[TASK] Every record that follows must be duplicated exactly, with images left out.

[DATA PROVIDED]
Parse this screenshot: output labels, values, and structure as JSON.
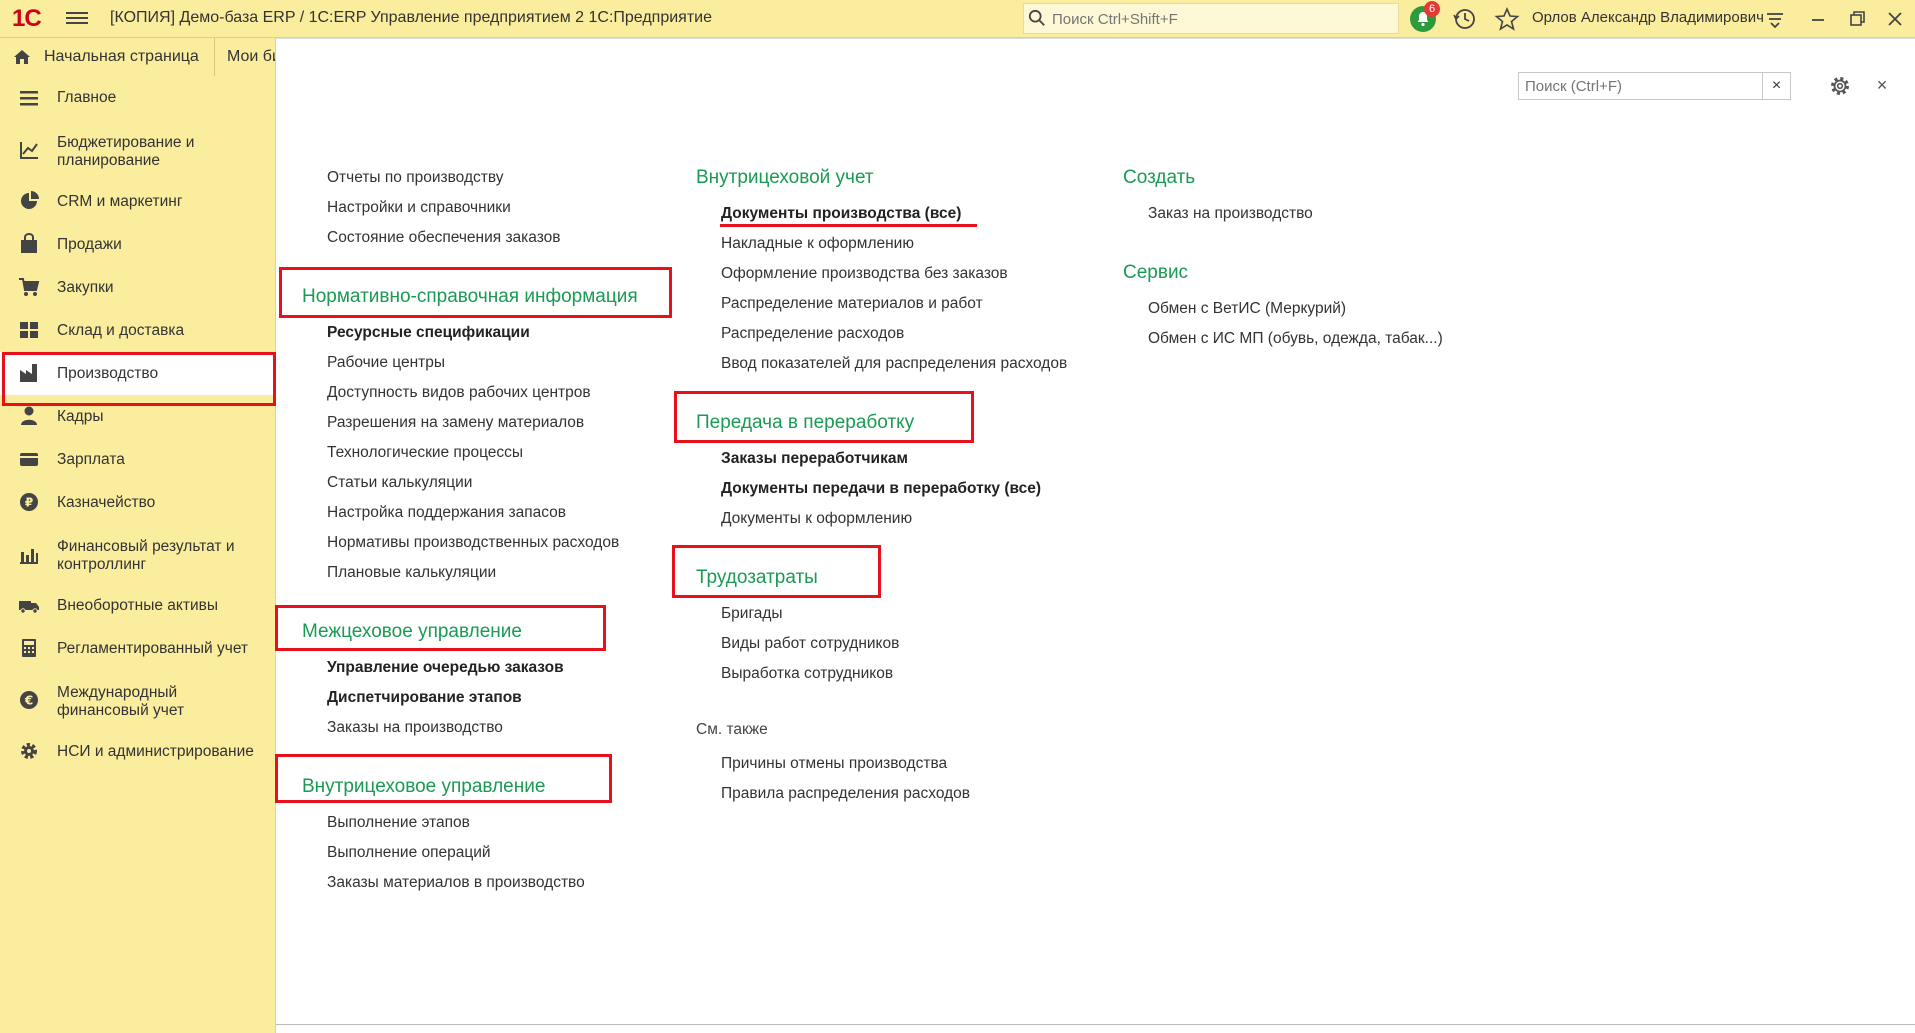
{
  "titlebar": {
    "logo": "1С",
    "title": "[КОПИЯ] Демо-база ERP / 1С:ERP Управление предприятием 2 1С:Предприятие",
    "search_placeholder": "Поиск Ctrl+Shift+F",
    "notifications_count": "6",
    "user": "Орлов Александр Владимирович"
  },
  "tabs": {
    "home": "Начальная страница",
    "my": "Мои бизнес-процессы"
  },
  "sidebar": {
    "items": [
      {
        "label": "Главное",
        "icon": "menu-lines-icon"
      },
      {
        "label": "Бюджетирование и планирование",
        "icon": "budget-icon"
      },
      {
        "label": "CRM и маркетинг",
        "icon": "pie-chart-icon"
      },
      {
        "label": "Продажи",
        "icon": "shopping-bag-icon"
      },
      {
        "label": "Закупки",
        "icon": "cart-icon"
      },
      {
        "label": "Склад и доставка",
        "icon": "warehouse-grid-icon"
      },
      {
        "label": "Производство",
        "icon": "factory-icon"
      },
      {
        "label": "Кадры",
        "icon": "person-icon"
      },
      {
        "label": "Зарплата",
        "icon": "wallet-icon"
      },
      {
        "label": "Казначейство",
        "icon": "coin-icon"
      },
      {
        "label": "Финансовый результат и контроллинг",
        "icon": "bar-chart-icon"
      },
      {
        "label": "Внеоборотные активы",
        "icon": "truck-icon"
      },
      {
        "label": "Регламентированный учет",
        "icon": "calculator-icon"
      },
      {
        "label": "Международный финансовый учет",
        "icon": "euro-icon"
      },
      {
        "label": "НСИ и администрирование",
        "icon": "gear-icon"
      }
    ]
  },
  "form": {
    "search_placeholder": "Поиск (Ctrl+F)",
    "clear": "×",
    "close": "×"
  },
  "col1": {
    "top_links": [
      "Отчеты по производству",
      "Настройки и справочники",
      "Состояние обеспечения заказов"
    ],
    "nsi_header": "Нормативно-справочная информация",
    "nsi_links": [
      "Ресурсные спецификации",
      "Рабочие центры",
      "Доступность видов рабочих центров",
      "Разрешения на замену материалов",
      "Технологические процессы",
      "Статьи калькуляции",
      "Настройка поддержания запасов",
      "Нормативы производственных расходов",
      "Плановые калькуляции"
    ],
    "mezh_header": "Межцеховое управление",
    "mezh_links": [
      "Управление очередью заказов",
      "Диспетчирование этапов",
      "Заказы на производство"
    ],
    "vnutr_header": "Внутрицеховое управление",
    "vnutr_links": [
      "Выполнение этапов",
      "Выполнение операций",
      "Заказы материалов в производство"
    ]
  },
  "col2": {
    "uchet_header": "Внутрицеховой учет",
    "uchet_links": [
      "Документы производства (все)",
      "Накладные к оформлению",
      "Оформление производства без заказов",
      "Распределение материалов и работ",
      "Распределение расходов",
      "Ввод показателей для распределения расходов"
    ],
    "pered_header": "Передача в переработку",
    "pered_links": [
      "Заказы переработчикам",
      "Документы передачи в переработку (все)",
      "Документы к оформлению"
    ],
    "trud_header": "Трудозатраты",
    "trud_links": [
      "Бригады",
      "Виды работ сотрудников",
      "Выработка сотрудников"
    ],
    "see_also": "См. также",
    "see_also_links": [
      "Причины отмены производства",
      "Правила распределения расходов"
    ]
  },
  "col3": {
    "create_header": "Создать",
    "create_links": [
      "Заказ на производство"
    ],
    "service_header": "Сервис",
    "service_links": [
      "Обмен с ВетИС (Меркурий)",
      "Обмен с ИС МП (обувь, одежда, табак...)"
    ]
  },
  "colors": {
    "panel": "#fbed9e",
    "header_green": "#1a9a52",
    "annotation_red": "#e8101a"
  }
}
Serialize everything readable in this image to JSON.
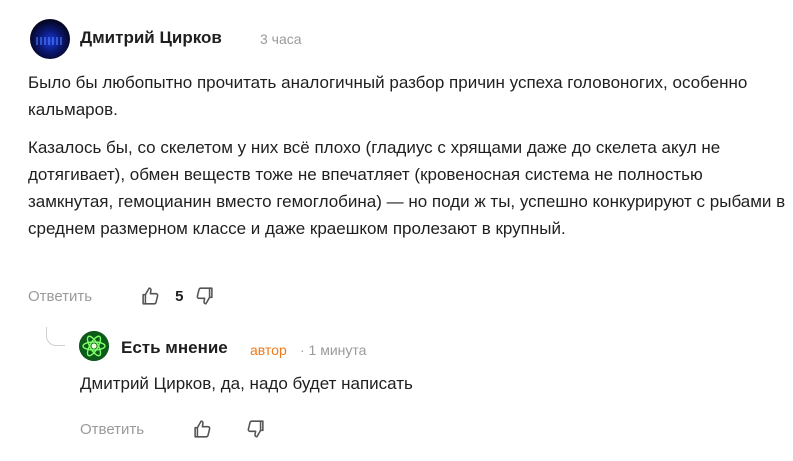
{
  "comment": {
    "author": "Дмитрий Цирков",
    "time": "3 часа",
    "paragraphs": [
      "Было бы любопытно прочитать аналогичный разбор причин успеха головоногих, особенно кальмаров.",
      "Казалось бы, со скелетом у них всё плохо (гладиус с хрящами даже до скелета акул не дотягивает), обмен веществ тоже не впечатляет (кровеносная система не полностью замкнутая, гемоцианин вместо гемоглобина) — но поди ж ты, успешно конкурируют с рыбами в среднем размерном классе и даже краешком пролезают в крупный."
    ],
    "reply_label": "Ответить",
    "likes": "5",
    "avatar_icon": "user-avatar-icon",
    "like_icon": "thumbs-up-icon",
    "dislike_icon": "thumbs-down-icon"
  },
  "reply": {
    "author": "Есть мнение",
    "badge": "автор",
    "time": "· 1 минута",
    "text": "Дмитрий Цирков, да, надо будет написать",
    "reply_label": "Ответить",
    "avatar_icon": "atom-avatar-icon"
  },
  "colors": {
    "text": "#1f1f1f",
    "muted": "#9a9a9a",
    "author_badge": "#f07a1a",
    "avatar_green": "#0e5a1a"
  }
}
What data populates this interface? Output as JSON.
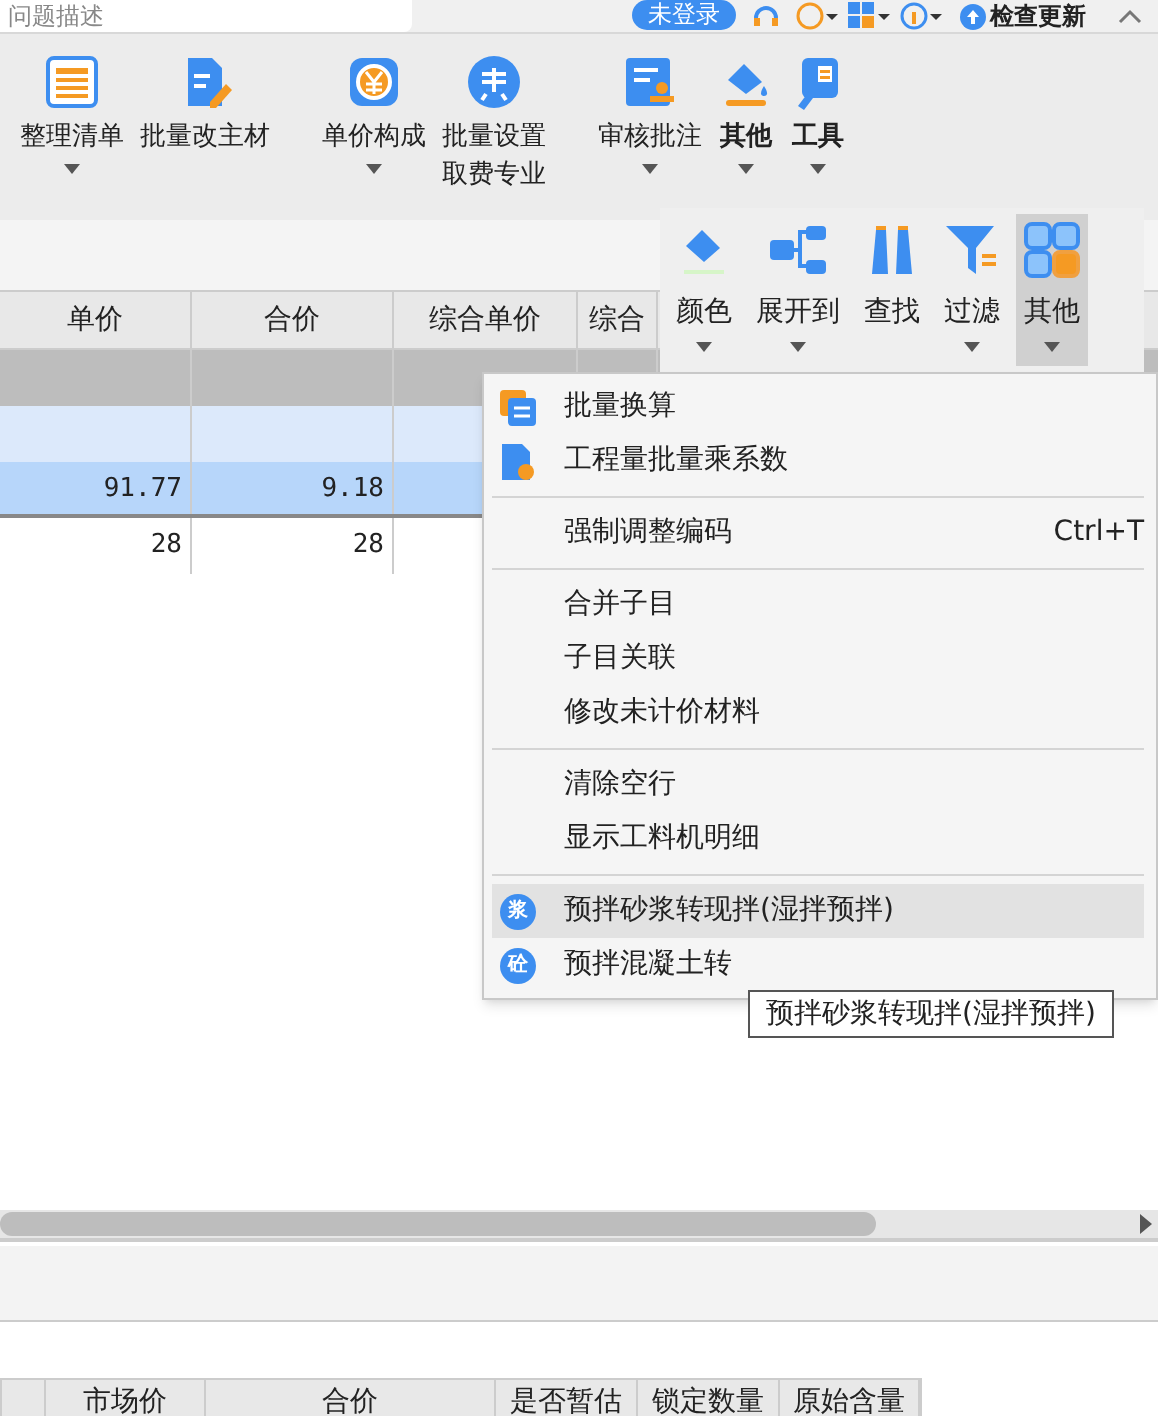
{
  "top_bar": {
    "search": {
      "placeholder": "问题描述"
    },
    "login_badge": "未登录",
    "update_button": "检查更新"
  },
  "ribbon": [
    {
      "label": "整理清单",
      "kind": "list",
      "dropdown": true
    },
    {
      "label": "批量改主材",
      "kind": "edit",
      "dropdown": false
    },
    {
      "label": "单价构成",
      "kind": "yuan",
      "dropdown": true
    },
    {
      "label": "批量设置",
      "sublabel": "取费专业",
      "kind": "fee",
      "dropdown": false
    },
    {
      "label": "审核批注",
      "kind": "stamp",
      "dropdown": true
    },
    {
      "label": "其他",
      "kind": "bucket",
      "dropdown": true
    },
    {
      "label": "工具",
      "kind": "tools",
      "dropdown": true
    }
  ],
  "secondary_toolbar": [
    {
      "label": "颜色",
      "kind": "paint",
      "dropdown": true,
      "selected": false
    },
    {
      "label": "展开到",
      "kind": "tree",
      "dropdown": true,
      "selected": false
    },
    {
      "label": "查找",
      "kind": "find",
      "dropdown": false,
      "selected": false
    },
    {
      "label": "过滤",
      "kind": "filter",
      "dropdown": true,
      "selected": false
    },
    {
      "label": "其他",
      "kind": "grid",
      "dropdown": true,
      "selected": true
    }
  ],
  "table": {
    "columns": [
      "单价",
      "合价",
      "综合单价",
      "综合"
    ],
    "rows": [
      {
        "kind": "group"
      },
      {
        "kind": "subgroup"
      },
      {
        "kind": "item",
        "selected": true,
        "cells": [
          "91.77",
          "9.18"
        ]
      },
      {
        "kind": "item",
        "selected": false,
        "cells": [
          "28",
          "28"
        ]
      }
    ]
  },
  "context_menu": {
    "sections": [
      [
        {
          "label": "批量换算",
          "kind": "convert",
          "selected": false
        },
        {
          "label": "工程量批量乘系数",
          "kind": "multiply",
          "selected": false
        }
      ],
      [
        {
          "label": "强制调整编码",
          "shortcut": "Ctrl+T",
          "selected": false
        }
      ],
      [
        {
          "label": "合并子目",
          "selected": false
        },
        {
          "label": "子目关联",
          "selected": false
        },
        {
          "label": "修改未计价材料",
          "selected": false
        }
      ],
      [
        {
          "label": "清除空行",
          "selected": false
        },
        {
          "label": "显示工料机明细",
          "selected": false
        }
      ],
      [
        {
          "label": "预拌砂浆转现拌(湿拌预拌)",
          "kind": "mortar",
          "badge": "浆",
          "selected": true
        },
        {
          "label": "预拌混凝土转",
          "kind": "concrete",
          "badge": "砼",
          "selected": false
        }
      ]
    ]
  },
  "tooltip": "预拌砂浆转现拌(湿拌预拌)",
  "bottom_table": {
    "columns": [
      "市场价",
      "合价",
      "是否暂估",
      "锁定数量",
      "原始含量"
    ]
  }
}
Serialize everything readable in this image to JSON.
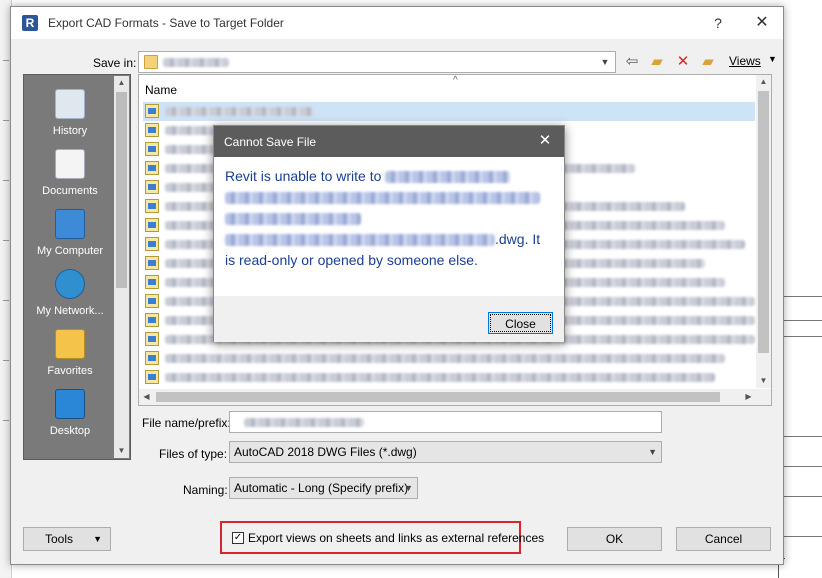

[ANSWER TO THIS TASK]
Parse this screenshot: output labels, values, and structure as JSON.
{
  "titlebar": {
    "logo": "1С",
    "title": "[КОПИЯ] Демо-база ERP / 1С:ERP Управление предприятием 2 1С:Предприятие",
    "search_placeholder": "Поиск Ctrl+Shift+F",
    "notifications_count": "6",
    "user": "Орлов Александр Владимирович"
  },
  "tabs": {
    "home": "Начальная страница",
    "my": "Мои бизнес-процессы"
  },
  "sidebar": {
    "items": [
      {
        "label": "Главное",
        "icon": "menu-lines-icon"
      },
      {
        "label": "Бюджетирование и планирование",
        "icon": "budget-icon"
      },
      {
        "label": "CRM и маркетинг",
        "icon": "pie-chart-icon"
      },
      {
        "label": "Продажи",
        "icon": "shopping-bag-icon"
      },
      {
        "label": "Закупки",
        "icon": "cart-icon"
      },
      {
        "label": "Склад и доставка",
        "icon": "warehouse-grid-icon"
      },
      {
        "label": "Производство",
        "icon": "factory-icon"
      },
      {
        "label": "Кадры",
        "icon": "person-icon"
      },
      {
        "label": "Зарплата",
        "icon": "wallet-icon"
      },
      {
        "label": "Казначейство",
        "icon": "coin-icon"
      },
      {
        "label": "Финансовый результат и контроллинг",
        "icon": "bar-chart-icon"
      },
      {
        "label": "Внеоборотные активы",
        "icon": "truck-icon"
      },
      {
        "label": "Регламентированный учет",
        "icon": "calculator-icon"
      },
      {
        "label": "Международный финансовый учет",
        "icon": "euro-icon"
      },
      {
        "label": "НСИ и администрирование",
        "icon": "gear-icon"
      }
    ]
  },
  "form": {
    "search_placeholder": "Поиск (Ctrl+F)",
    "clear": "×",
    "close": "×"
  },
  "col1": {
    "top_links": [
      "Отчеты по производству",
      "Настройки и справочники",
      "Состояние обеспечения заказов"
    ],
    "nsi_header": "Нормативно-справочная информация",
    "nsi_links": [
      "Ресурсные спецификации",
      "Рабочие центры",
      "Доступность видов рабочих центров",
      "Разрешения на замену материалов",
      "Технологические процессы",
      "Статьи калькуляции",
      "Настройка поддержания запасов",
      "Нормативы производственных расходов",
      "Плановые калькуляции"
    ],
    "mezh_header": "Межцеховое управление",
    "mezh_links": [
      "Управление очередью заказов",
      "Диспетчирование этапов",
      "Заказы на производство"
    ],
    "vnutr_header": "Внутрицеховое управление",
    "vnutr_links": [
      "Выполнение этапов",
      "Выполнение операций",
      "Заказы материалов в производство"
    ]
  },
  "col2": {
    "uchet_header": "Внутрицеховой учет",
    "uchet_links": [
      "Документы производства (все)",
      "Накладные к оформлению",
      "Оформление производства без заказов",
      "Распределение материалов и работ",
      "Распределение расходов",
      "Ввод показателей для распределения расходов"
    ],
    "pered_header": "Передача в переработку",
    "pered_links": [
      "Заказы переработчикам",
      "Документы передачи в переработку (все)",
      "Документы к оформлению"
    ],
    "trud_header": "Трудозатраты",
    "trud_links": [
      "Бригады",
      "Виды работ сотрудников",
      "Выработка сотрудников"
    ],
    "see_also": "См. также",
    "see_also_links": [
      "Причины отмены производства",
      "Правила распределения расходов"
    ]
  },
  "col3": {
    "create_header": "Создать",
    "create_links": [
      "Заказ на производство"
    ],
    "service_header": "Сервис",
    "service_links": [
      "Обмен с ВетИС (Меркурий)",
      "Обмен с ИС МП (обувь, одежда, табак...)"
    ]
  },
  "colors": {
    "panel": "#fbed9e",
    "header_green": "#1a9a52",
    "annotation_red": "#e8101a"
  }
}
Serialize everything readable in this image to JSON.
{
  "comment": {
    "author": "Дмитрий Цирков",
    "time": "3 часа",
    "paragraphs": [
      "Было бы любопытно прочитать аналогичный разбор причин успеха головоногих, особенно кальмаров.",
      "Казалось бы, со скелетом у них всё плохо (гладиус с хрящами даже до скелета акул не дотягивает), обмен веществ тоже не впечатляет (кровеносная система не полностью замкнутая, гемоцианин вместо гемоглобина) — но поди ж ты, успешно конкурируют с рыбами в среднем размерном классе и даже краешком пролезают в крупный."
    ],
    "reply_label": "Ответить",
    "likes": "5",
    "avatar_icon": "user-avatar-icon",
    "like_icon": "thumbs-up-icon",
    "dislike_icon": "thumbs-down-icon"
  },
  "reply": {
    "author": "Есть мнение",
    "badge": "автор",
    "time": "· 1 минута",
    "text": "Дмитрий Цирков, да, надо будет написать",
    "reply_label": "Ответить",
    "avatar_icon": "atom-avatar-icon"
  },
  "colors": {
    "text": "#1f1f1f",
    "muted": "#9a9a9a",
    "author_badge": "#f07a1a",
    "avatar_green": "#0e5a1a"
  }
}
What data populates this interface? Output as JSON.
{
  "top_bar": {
    "search": {
      "placeholder": "问题描述"
    },
    "login_badge": "未登录",
    "update_button": "检查更新"
  },
  "ribbon": [
    {
      "label": "整理清单",
      "kind": "list",
      "dropdown": true
    },
    {
      "label": "批量改主材",
      "kind": "edit",
      "dropdown": false
    },
    {
      "label": "单价构成",
      "kind": "yuan",
      "dropdown": true
    },
    {
      "label": "批量设置",
      "sublabel": "取费专业",
      "kind": "fee",
      "dropdown": false
    },
    {
      "label": "审核批注",
      "kind": "stamp",
      "dropdown": true
    },
    {
      "label": "其他",
      "kind": "bucket",
      "dropdown": true
    },
    {
      "label": "工具",
      "kind": "tools",
      "dropdown": true
    }
  ],
  "secondary_toolbar": [
    {
      "label": "颜色",
      "kind": "paint",
      "dropdown": true,
      "selected": false
    },
    {
      "label": "展开到",
      "kind": "tree",
      "dropdown": true,
      "selected": false
    },
    {
      "label": "查找",
      "kind": "find",
      "dropdown": false,
      "selected": false
    },
    {
      "label": "过滤",
      "kind": "filter",
      "dropdown": true,
      "selected": false
    },
    {
      "label": "其他",
      "kind": "grid",
      "dropdown": true,
      "selected": true
    }
  ],
  "table": {
    "columns": [
      "单价",
      "合价",
      "综合单价",
      "综合"
    ],
    "rows": [
      {
        "kind": "group"
      },
      {
        "kind": "subgroup"
      },
      {
        "kind": "item",
        "selected": true,
        "cells": [
          "91.77",
          "9.18"
        ]
      },
      {
        "kind": "item",
        "selected": false,
        "cells": [
          "28",
          "28"
        ]
      }
    ]
  },
  "context_menu": {
    "sections": [
      [
        {
          "label": "批量换算",
          "kind": "convert",
          "selected": false
        },
        {
          "label": "工程量批量乘系数",
          "kind": "multiply",
          "selected": false
        }
      ],
      [
        {
          "label": "强制调整编码",
          "shortcut": "Ctrl+T",
          "selected": false
        }
      ],
      [
        {
          "label": "合并子目",
          "selected": false
        },
        {
          "label": "子目关联",
          "selected": false
        },
        {
          "label": "修改未计价材料",
          "selected": false
        }
      ],
      [
        {
          "label": "清除空行",
          "selected": false
        },
        {
          "label": "显示工料机明细",
          "selected": false
        }
      ],
      [
        {
          "label": "预拌砂浆转现拌(湿拌预拌)",
          "kind": "mortar",
          "badge": "浆",
          "selected": true
        },
        {
          "label": "预拌混凝土转",
          "kind": "concrete",
          "badge": "砼",
          "selected": false
        }
      ]
    ]
  },
  "tooltip": "预拌砂浆转现拌(湿拌预拌)",
  "bottom_table": {
    "columns": [
      "市场价",
      "合价",
      "是否暂估",
      "锁定数量",
      "原始含量"
    ]
  }
}
Serialize everything readable in this image to JSON.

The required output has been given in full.